TASK GOAL = Which lines contain the word "University"? Return each of them as written.

INPUT DATA =
──────

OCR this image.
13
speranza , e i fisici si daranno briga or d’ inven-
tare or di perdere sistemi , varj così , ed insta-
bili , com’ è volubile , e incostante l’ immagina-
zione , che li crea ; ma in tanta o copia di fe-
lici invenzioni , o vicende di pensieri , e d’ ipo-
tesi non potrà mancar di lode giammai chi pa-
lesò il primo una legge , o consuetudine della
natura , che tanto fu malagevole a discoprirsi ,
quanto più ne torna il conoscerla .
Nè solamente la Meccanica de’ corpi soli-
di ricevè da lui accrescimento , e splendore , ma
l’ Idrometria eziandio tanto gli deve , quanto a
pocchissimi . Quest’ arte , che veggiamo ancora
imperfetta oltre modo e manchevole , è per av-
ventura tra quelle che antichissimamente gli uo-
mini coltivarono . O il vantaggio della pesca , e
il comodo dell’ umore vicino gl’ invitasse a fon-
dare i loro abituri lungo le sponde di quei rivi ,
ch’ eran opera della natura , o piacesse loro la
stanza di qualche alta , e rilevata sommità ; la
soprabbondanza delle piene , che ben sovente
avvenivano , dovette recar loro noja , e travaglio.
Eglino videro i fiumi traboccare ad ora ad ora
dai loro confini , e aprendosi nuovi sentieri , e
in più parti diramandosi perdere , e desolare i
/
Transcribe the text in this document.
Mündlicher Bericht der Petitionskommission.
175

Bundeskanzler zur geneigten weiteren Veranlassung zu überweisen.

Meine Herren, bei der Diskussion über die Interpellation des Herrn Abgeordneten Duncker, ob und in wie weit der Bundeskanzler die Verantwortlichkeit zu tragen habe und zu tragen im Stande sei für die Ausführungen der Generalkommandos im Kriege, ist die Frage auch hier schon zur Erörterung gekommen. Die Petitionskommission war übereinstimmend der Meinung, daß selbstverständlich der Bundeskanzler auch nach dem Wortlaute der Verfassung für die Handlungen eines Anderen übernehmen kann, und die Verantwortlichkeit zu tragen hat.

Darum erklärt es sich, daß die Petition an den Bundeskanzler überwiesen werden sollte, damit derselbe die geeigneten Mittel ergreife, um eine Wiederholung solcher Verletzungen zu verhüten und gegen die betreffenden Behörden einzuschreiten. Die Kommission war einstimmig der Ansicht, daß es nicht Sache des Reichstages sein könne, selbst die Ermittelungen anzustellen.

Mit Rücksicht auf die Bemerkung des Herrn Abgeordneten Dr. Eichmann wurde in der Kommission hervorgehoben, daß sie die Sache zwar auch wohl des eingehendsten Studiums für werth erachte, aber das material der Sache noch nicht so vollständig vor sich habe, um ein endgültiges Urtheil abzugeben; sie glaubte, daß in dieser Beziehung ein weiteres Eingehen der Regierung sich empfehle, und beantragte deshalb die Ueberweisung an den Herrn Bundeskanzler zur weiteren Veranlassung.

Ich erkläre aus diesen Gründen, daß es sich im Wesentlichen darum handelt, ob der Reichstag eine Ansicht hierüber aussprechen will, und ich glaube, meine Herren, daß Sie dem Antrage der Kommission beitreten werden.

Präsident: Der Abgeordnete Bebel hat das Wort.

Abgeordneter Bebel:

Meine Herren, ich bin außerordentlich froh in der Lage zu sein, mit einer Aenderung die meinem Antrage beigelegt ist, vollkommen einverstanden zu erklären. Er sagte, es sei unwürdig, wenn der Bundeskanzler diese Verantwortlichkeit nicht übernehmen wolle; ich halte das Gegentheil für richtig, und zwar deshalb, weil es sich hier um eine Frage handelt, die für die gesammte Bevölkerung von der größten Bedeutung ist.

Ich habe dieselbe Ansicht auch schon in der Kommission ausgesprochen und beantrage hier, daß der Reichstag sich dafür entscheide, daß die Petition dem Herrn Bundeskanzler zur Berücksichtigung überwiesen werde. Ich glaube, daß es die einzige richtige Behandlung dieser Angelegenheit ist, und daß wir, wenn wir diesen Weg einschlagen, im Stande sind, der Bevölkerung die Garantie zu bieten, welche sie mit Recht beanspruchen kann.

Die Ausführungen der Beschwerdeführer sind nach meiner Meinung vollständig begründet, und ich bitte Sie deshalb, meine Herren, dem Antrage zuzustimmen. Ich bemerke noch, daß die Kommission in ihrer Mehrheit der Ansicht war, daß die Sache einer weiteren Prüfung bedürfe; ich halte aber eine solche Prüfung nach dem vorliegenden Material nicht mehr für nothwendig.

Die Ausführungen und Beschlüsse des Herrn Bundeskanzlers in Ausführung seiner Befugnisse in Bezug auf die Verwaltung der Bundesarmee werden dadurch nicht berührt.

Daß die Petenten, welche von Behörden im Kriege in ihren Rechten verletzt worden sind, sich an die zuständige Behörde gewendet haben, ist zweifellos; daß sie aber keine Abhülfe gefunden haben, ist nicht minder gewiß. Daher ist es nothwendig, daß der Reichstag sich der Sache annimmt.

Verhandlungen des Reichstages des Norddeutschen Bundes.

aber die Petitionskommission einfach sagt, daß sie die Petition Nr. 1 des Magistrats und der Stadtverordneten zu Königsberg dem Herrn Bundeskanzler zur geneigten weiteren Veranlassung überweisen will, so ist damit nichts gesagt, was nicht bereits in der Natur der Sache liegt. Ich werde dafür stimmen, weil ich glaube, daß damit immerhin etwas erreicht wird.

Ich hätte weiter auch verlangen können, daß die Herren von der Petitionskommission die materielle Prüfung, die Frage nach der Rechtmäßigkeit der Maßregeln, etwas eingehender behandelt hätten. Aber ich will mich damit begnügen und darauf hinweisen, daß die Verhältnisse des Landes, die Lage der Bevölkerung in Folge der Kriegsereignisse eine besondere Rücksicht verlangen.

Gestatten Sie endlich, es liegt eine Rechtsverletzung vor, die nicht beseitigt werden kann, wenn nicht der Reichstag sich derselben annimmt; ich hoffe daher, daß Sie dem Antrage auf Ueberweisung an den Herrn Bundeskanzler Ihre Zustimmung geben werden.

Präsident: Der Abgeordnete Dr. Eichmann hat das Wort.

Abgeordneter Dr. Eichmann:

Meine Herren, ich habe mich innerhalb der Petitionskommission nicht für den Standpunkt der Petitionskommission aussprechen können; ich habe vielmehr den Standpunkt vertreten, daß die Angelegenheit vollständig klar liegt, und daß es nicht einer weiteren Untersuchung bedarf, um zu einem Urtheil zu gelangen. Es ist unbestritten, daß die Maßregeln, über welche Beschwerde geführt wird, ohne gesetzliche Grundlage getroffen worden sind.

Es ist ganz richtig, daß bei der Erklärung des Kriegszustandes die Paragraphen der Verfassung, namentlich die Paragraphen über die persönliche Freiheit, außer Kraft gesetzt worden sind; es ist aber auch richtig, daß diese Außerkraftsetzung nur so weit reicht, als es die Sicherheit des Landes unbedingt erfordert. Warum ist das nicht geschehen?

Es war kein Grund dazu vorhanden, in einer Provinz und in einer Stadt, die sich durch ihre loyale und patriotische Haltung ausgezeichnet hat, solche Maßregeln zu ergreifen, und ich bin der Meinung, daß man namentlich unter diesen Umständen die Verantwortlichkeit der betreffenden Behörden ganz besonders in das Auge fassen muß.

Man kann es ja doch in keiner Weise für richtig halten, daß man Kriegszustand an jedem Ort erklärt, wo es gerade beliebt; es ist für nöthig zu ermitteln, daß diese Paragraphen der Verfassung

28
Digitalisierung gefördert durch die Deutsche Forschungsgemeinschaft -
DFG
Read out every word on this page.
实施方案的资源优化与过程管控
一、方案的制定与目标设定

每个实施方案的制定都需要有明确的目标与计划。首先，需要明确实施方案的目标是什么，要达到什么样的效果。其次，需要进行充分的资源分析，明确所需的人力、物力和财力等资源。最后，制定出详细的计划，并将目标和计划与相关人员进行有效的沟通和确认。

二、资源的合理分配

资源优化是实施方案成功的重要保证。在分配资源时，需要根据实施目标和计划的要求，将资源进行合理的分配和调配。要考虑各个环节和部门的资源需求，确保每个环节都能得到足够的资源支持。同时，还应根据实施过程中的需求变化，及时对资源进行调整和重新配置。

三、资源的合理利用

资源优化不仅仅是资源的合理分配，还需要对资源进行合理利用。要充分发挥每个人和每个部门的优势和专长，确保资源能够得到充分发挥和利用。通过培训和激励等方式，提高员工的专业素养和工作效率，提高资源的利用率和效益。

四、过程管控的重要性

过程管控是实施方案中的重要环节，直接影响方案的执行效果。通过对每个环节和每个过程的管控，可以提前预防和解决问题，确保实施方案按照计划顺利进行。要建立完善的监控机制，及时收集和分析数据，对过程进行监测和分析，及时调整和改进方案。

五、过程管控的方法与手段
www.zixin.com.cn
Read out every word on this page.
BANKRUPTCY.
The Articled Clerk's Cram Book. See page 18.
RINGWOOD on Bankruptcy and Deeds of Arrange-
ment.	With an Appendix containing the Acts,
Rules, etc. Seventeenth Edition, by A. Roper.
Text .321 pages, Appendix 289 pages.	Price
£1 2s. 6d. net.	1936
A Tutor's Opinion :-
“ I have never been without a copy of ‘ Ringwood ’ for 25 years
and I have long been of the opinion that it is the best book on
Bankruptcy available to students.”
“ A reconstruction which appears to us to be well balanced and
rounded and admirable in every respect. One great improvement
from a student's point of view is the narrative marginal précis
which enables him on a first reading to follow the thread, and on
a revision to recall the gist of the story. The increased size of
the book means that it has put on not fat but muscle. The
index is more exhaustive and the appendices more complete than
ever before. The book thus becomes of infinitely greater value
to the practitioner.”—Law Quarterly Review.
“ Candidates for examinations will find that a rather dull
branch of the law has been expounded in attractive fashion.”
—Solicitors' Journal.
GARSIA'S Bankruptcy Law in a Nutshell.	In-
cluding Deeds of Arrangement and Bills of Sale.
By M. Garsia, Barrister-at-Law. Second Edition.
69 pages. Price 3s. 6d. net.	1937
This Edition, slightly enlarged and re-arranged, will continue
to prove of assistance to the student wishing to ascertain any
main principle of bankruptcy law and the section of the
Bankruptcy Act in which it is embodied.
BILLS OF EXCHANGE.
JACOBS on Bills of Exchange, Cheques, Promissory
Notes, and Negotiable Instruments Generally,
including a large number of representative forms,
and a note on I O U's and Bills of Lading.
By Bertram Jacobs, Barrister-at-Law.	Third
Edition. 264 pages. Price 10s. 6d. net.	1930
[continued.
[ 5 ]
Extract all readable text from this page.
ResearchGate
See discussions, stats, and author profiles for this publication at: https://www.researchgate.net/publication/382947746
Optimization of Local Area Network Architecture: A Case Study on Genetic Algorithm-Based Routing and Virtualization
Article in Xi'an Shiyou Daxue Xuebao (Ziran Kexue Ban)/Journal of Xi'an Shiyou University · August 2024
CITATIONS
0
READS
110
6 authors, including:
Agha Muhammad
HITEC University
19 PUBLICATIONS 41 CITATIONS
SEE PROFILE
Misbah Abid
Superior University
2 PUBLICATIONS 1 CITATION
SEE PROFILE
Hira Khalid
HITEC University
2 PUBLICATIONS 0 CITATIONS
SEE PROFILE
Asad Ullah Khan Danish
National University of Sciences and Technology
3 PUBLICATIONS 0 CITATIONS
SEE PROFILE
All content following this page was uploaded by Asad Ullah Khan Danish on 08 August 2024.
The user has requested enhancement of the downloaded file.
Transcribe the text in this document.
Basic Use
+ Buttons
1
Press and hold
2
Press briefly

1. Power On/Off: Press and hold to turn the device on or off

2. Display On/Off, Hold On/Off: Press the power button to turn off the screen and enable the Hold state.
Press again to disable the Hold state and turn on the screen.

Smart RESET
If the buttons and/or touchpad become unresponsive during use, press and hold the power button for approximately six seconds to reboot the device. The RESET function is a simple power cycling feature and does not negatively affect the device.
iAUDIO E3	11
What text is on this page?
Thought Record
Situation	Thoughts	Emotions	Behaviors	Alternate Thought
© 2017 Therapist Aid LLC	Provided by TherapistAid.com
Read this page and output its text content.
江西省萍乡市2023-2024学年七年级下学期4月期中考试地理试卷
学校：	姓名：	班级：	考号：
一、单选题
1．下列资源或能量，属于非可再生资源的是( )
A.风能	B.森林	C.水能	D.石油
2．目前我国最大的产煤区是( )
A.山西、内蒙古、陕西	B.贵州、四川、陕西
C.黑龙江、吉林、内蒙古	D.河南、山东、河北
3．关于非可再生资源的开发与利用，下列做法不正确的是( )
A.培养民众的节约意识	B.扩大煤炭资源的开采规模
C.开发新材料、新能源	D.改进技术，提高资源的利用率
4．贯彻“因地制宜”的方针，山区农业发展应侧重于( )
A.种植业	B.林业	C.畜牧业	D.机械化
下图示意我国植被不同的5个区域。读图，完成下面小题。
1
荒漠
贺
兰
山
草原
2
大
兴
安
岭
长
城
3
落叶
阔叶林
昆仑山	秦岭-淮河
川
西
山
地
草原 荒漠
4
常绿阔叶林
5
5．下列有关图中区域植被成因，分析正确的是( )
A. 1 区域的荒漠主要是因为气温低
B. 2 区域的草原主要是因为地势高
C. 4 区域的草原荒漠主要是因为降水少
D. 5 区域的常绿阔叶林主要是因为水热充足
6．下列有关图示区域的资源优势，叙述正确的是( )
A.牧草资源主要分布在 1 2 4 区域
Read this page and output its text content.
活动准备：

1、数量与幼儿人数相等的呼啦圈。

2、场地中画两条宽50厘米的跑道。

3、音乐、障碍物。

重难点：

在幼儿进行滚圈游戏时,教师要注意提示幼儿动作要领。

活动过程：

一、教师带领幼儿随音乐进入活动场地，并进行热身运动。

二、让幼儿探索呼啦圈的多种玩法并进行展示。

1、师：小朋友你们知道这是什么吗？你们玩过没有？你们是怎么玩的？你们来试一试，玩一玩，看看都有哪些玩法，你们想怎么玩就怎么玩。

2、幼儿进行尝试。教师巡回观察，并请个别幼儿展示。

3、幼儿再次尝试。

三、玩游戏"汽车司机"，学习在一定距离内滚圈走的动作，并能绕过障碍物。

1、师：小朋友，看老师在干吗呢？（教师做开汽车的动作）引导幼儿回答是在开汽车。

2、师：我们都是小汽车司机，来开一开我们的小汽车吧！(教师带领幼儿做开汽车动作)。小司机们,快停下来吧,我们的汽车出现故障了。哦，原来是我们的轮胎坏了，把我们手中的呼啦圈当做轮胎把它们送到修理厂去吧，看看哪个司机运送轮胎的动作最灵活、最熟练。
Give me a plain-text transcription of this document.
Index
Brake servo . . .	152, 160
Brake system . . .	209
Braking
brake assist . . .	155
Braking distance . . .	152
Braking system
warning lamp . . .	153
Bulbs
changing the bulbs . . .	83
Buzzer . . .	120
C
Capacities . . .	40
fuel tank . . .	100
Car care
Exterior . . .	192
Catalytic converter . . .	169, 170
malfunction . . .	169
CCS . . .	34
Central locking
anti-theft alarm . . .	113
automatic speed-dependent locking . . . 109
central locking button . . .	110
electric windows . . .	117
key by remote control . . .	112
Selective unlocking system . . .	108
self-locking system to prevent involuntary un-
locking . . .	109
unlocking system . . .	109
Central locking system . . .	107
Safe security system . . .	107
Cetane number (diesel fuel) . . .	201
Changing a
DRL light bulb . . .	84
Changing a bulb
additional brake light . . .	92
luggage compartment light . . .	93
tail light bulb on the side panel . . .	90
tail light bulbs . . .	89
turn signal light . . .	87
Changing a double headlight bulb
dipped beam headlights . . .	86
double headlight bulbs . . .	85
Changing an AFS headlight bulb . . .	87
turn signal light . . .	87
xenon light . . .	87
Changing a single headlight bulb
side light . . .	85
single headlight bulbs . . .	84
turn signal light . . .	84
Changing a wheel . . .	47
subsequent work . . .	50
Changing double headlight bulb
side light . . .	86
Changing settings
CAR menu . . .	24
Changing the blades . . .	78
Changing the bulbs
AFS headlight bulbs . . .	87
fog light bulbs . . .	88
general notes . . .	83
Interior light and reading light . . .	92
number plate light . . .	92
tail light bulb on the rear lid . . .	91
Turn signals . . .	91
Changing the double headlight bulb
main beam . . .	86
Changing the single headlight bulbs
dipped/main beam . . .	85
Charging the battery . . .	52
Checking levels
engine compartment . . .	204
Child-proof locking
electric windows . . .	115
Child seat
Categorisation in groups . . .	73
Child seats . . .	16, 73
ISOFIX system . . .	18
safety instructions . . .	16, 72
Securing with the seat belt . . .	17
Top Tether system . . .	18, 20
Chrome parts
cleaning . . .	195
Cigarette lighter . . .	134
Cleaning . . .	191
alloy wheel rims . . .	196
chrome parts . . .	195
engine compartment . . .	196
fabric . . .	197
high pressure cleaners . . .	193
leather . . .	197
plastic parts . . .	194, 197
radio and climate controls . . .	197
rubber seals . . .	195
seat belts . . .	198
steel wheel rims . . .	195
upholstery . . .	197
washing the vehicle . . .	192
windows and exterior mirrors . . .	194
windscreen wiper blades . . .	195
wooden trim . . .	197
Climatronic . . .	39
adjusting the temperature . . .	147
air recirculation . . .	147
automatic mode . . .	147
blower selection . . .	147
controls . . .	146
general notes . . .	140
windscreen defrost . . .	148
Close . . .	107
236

──────

EXERCISE RESULT =
Article in Xi'an Shiyou Daxue Xuebao (Ziran Kexue Ban)/Journal of Xi'an Shiyou University · August 2024
HITEC University
Superior University
HITEC University
National University of Sciences and Technology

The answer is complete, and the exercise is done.